__EXTRACT__.
══════════

Superior canal dehiscence syndrome is often referred to as a newly recognized condition, but two doctors named Tullio and Hennebert described its symptoms about 70 years ago. What's new, at least since 1998, is that it is now recognized as its own disease. Until recently, it was considered to be a symptom of perilymphatic fistula, syphilis, Lyme disease, congenital deafness, Ménière disease, multiple sclerosis, migraine, toxic reactions to common medications (especially the antibiotic gentamicin), head trauma, or cholesteatomas with labyrinthine fistula, or complications fenestration (bone-opening) operations for other conditions of the inner ear.
I realize that casual readers may see the words "syphilis" and "Lyme disease" and respond with "He's saying I have syphilis! He's saying I have Lyme disease!" What I am saying is that the symptoms of superior canal dehiscence syndrome were confused with symptoms of those diseases for many years, and you can still run into some doctors who are not completely informed about the difference.
The main symptom of this condition is sensitivity to noisy environments. Loud sounds or changes in air pressure can provoke dizzy spells. Some people hear a swoosh when they turn their eyes. It can be necessary to remain still to avoid tinnitus, constant ringing or buzzing in the ears.

══════════

__GIVEN RECORDS__.

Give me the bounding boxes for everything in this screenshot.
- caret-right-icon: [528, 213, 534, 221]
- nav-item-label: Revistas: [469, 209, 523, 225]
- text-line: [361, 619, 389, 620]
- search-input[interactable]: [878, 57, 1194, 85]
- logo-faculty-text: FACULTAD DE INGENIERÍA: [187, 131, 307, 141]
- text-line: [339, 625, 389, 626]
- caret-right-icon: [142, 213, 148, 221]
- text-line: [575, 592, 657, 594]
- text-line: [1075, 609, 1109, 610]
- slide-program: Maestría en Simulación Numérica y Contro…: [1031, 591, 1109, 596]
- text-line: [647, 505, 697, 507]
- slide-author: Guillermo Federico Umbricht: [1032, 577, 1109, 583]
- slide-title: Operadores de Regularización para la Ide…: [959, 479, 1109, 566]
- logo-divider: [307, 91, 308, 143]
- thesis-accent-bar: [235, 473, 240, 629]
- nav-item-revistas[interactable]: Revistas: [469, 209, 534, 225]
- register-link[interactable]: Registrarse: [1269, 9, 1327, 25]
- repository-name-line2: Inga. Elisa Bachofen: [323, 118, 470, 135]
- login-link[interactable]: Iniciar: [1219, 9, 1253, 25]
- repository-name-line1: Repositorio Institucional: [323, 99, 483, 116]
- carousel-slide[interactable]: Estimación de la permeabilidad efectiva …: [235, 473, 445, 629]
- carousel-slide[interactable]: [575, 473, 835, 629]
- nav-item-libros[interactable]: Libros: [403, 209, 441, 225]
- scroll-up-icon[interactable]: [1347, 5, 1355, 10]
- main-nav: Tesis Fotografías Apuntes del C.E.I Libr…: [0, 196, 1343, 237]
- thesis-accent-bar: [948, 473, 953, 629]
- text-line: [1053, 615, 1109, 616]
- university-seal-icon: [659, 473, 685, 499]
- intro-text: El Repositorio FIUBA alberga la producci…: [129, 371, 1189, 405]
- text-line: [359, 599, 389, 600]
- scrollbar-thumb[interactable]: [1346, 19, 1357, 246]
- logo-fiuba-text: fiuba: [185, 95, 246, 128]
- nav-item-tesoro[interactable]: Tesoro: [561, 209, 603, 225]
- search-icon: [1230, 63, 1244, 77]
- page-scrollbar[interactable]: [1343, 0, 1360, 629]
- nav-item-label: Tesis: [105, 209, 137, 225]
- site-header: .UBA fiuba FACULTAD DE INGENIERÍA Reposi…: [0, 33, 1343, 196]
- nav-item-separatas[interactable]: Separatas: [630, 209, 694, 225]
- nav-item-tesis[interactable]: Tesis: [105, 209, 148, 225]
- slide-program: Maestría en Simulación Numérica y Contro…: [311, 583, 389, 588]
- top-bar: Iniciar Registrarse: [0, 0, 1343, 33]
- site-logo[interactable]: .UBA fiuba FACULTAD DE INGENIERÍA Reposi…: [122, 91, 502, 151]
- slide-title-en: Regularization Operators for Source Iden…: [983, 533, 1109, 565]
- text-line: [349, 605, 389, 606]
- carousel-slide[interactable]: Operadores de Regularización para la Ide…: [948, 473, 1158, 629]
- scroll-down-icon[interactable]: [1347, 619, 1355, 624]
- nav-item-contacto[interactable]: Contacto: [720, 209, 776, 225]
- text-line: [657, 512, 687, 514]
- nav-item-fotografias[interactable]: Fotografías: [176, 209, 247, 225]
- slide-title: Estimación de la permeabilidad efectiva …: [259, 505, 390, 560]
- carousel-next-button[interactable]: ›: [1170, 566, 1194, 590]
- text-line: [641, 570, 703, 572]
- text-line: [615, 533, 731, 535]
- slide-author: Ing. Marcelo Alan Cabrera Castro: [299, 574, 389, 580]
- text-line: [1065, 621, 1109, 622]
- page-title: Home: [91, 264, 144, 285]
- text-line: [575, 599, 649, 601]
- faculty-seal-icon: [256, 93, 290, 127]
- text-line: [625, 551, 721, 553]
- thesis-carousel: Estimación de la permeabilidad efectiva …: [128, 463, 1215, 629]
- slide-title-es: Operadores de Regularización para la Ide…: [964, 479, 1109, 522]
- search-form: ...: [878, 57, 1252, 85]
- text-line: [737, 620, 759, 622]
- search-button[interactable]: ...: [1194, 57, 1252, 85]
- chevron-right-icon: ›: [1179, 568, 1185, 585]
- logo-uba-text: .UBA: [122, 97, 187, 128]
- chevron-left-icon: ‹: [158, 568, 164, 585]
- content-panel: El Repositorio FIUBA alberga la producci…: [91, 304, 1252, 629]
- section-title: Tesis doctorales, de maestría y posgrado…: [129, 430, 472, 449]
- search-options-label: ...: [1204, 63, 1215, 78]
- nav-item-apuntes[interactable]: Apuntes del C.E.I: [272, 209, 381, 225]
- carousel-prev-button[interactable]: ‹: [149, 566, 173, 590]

══════════

__REQUIREMENT__. Duplicate the whole text on superior canal dehiscence syndrome, word for word.

__SOLUTION TO THIS TASK__.
Superior canal dehiscence syndrome is often referred to as a newly recognized condition, but two doctors named Tullio and Hennebert described its symptoms about 70 years ago. What's new, at least since 1998, is that it is now recognized as its own disease. Until recently, it was considered to be a symptom of perilymphatic fistula, syphilis, Lyme disease, congenital deafness, Ménière disease, multiple sclerosis, migraine, toxic reactions to common medications (especially the antibiotic gentamicin), head trauma, or cholesteatomas with labyrinthine fistula, or complications fenestration (bone-opening) operations for other conditions of the inner ear.
I realize that casual readers may see the words "syphilis" and "Lyme disease" and respond with "He's saying I have syphilis! He's saying I have Lyme disease!" What I am saying is that the symptoms of superior canal dehiscence syndrome were confused with symptoms of those diseases for many years, and you can still run into some doctors who are not completely informed about the difference.
The main symptom of this condition is sensitivity to noisy environments. Loud sounds or changes in air pressure can provoke dizzy spells. Some people hear a swoosh when they turn their eyes. It can be necessary to remain still to avoid tinnitus, constant ringing or buzzing in the ears.